● **STATED GOAL**
Scan the listing below. Report each line that includes "this".

● **DATA SUPPLIED**
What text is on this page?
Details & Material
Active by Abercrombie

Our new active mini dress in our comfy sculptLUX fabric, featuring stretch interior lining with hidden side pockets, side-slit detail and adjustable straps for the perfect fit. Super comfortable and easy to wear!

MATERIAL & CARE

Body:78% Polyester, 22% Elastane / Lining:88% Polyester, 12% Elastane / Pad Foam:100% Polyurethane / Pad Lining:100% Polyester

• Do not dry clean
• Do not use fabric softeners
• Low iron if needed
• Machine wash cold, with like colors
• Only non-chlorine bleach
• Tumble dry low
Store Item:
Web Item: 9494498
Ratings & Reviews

---

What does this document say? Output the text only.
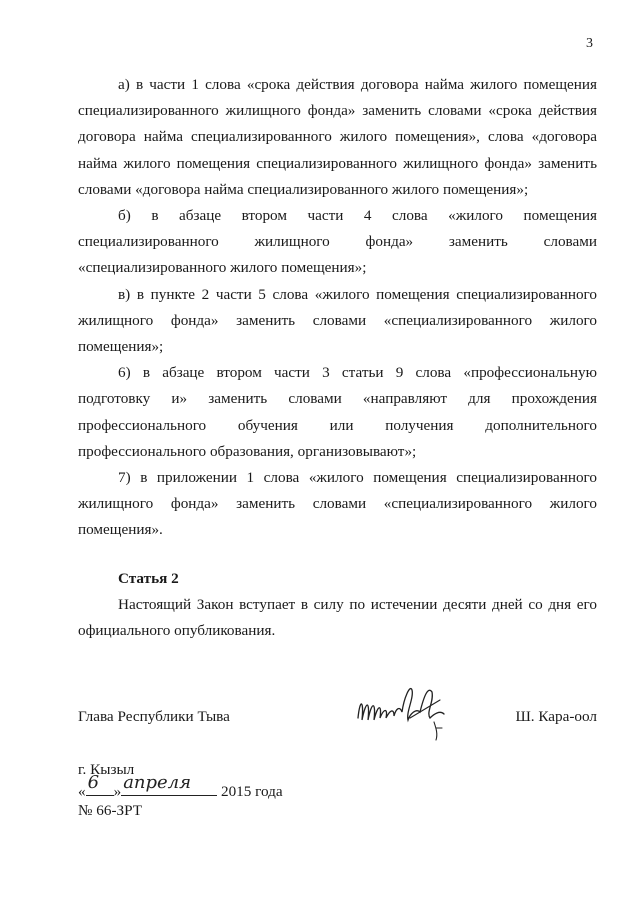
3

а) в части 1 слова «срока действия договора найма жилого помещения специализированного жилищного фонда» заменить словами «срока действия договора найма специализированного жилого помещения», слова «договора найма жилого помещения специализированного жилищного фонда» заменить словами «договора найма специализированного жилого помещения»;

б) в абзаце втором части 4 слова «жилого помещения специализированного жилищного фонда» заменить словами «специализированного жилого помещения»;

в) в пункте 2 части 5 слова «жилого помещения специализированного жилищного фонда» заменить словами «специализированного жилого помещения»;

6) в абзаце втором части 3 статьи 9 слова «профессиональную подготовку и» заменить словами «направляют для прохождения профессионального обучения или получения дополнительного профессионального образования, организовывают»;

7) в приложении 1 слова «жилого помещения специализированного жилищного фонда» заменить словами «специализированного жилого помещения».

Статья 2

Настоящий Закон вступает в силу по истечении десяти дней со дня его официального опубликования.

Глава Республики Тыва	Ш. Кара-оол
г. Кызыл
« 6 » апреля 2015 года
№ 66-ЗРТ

* * *

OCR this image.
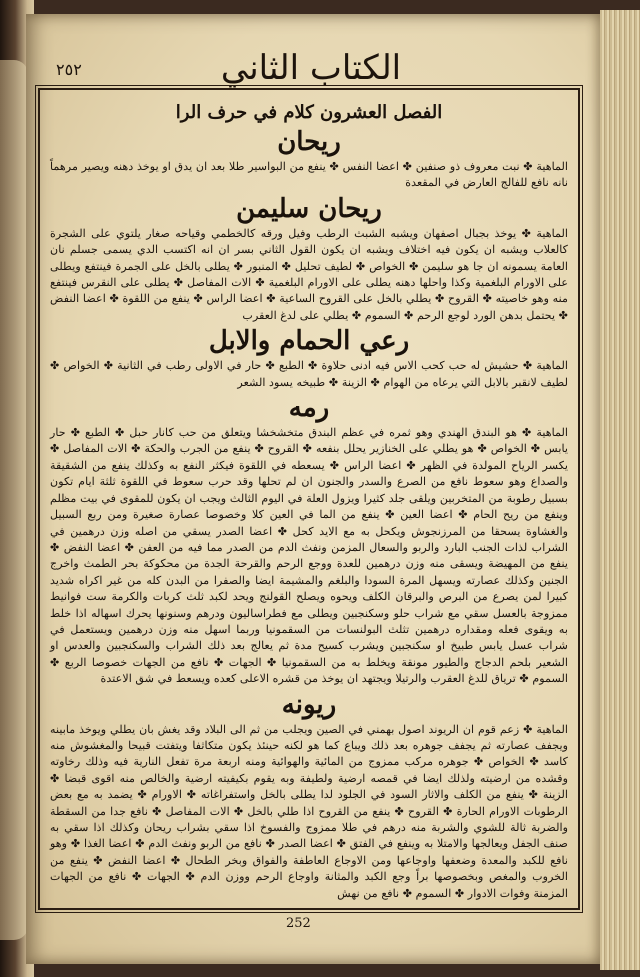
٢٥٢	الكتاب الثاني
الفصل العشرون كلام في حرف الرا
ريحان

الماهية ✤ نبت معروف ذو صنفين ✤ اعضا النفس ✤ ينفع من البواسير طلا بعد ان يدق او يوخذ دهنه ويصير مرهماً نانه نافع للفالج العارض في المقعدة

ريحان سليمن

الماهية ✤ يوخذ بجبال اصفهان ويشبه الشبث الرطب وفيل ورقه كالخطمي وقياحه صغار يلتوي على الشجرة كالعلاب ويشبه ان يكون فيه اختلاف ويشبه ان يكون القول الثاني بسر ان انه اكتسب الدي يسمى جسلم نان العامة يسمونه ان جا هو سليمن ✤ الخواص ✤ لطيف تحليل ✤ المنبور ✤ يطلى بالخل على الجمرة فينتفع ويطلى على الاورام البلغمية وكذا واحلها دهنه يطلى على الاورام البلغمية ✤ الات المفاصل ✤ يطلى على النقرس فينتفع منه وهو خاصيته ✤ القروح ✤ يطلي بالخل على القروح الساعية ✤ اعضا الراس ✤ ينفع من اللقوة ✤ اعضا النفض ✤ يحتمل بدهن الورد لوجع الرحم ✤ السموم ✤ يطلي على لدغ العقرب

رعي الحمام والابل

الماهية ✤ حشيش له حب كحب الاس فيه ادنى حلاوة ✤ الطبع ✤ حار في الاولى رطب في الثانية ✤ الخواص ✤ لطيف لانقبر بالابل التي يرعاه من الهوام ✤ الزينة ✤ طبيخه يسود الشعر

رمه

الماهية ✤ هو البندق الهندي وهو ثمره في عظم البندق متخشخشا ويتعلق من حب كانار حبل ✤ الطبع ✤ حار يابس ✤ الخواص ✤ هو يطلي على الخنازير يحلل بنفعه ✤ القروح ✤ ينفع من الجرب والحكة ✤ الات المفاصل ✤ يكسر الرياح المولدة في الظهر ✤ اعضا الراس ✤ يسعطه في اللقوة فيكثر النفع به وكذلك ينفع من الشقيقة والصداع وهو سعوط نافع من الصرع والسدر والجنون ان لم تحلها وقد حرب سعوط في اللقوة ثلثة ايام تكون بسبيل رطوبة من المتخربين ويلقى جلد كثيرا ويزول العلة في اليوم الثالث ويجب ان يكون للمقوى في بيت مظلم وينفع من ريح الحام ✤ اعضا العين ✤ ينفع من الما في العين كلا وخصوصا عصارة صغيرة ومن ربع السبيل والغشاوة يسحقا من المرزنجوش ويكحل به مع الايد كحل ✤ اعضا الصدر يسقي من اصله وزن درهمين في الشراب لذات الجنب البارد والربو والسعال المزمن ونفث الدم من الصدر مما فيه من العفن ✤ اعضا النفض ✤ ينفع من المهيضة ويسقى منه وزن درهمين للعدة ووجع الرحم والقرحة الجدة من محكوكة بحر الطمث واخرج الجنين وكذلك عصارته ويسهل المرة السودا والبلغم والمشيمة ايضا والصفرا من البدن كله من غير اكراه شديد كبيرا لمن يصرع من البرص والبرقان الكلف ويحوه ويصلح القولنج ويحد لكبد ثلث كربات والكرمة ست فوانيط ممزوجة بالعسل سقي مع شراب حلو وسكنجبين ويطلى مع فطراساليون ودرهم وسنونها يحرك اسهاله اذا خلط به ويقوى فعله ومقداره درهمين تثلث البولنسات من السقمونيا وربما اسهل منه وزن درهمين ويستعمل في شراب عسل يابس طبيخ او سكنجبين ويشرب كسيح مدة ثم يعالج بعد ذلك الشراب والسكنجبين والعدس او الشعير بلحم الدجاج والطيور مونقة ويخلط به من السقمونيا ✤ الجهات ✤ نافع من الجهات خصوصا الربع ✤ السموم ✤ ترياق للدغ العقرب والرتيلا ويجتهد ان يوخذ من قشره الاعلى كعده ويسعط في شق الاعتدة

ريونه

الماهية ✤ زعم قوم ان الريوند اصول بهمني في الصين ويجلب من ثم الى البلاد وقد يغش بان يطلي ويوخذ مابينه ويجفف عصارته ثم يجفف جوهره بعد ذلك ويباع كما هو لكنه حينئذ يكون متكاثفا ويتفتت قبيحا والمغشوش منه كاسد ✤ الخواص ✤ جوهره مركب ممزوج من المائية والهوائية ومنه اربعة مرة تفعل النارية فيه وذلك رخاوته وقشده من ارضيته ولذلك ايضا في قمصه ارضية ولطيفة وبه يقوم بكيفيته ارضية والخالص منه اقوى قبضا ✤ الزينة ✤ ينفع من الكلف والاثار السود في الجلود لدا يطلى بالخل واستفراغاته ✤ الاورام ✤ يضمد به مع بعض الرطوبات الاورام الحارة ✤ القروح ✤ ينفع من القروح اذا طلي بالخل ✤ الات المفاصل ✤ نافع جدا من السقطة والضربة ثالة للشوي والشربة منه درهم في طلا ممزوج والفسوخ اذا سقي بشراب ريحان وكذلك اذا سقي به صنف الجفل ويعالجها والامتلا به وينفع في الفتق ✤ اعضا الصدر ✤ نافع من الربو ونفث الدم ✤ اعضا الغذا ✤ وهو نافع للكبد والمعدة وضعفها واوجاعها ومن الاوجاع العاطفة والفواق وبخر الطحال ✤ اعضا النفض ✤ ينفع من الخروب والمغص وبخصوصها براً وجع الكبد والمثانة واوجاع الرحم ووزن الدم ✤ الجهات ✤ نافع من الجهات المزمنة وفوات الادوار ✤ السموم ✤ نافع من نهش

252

● **OUTPUT OF THE TASK**
What text is on this page?
What does this document say? Output the text only.
OCR this image.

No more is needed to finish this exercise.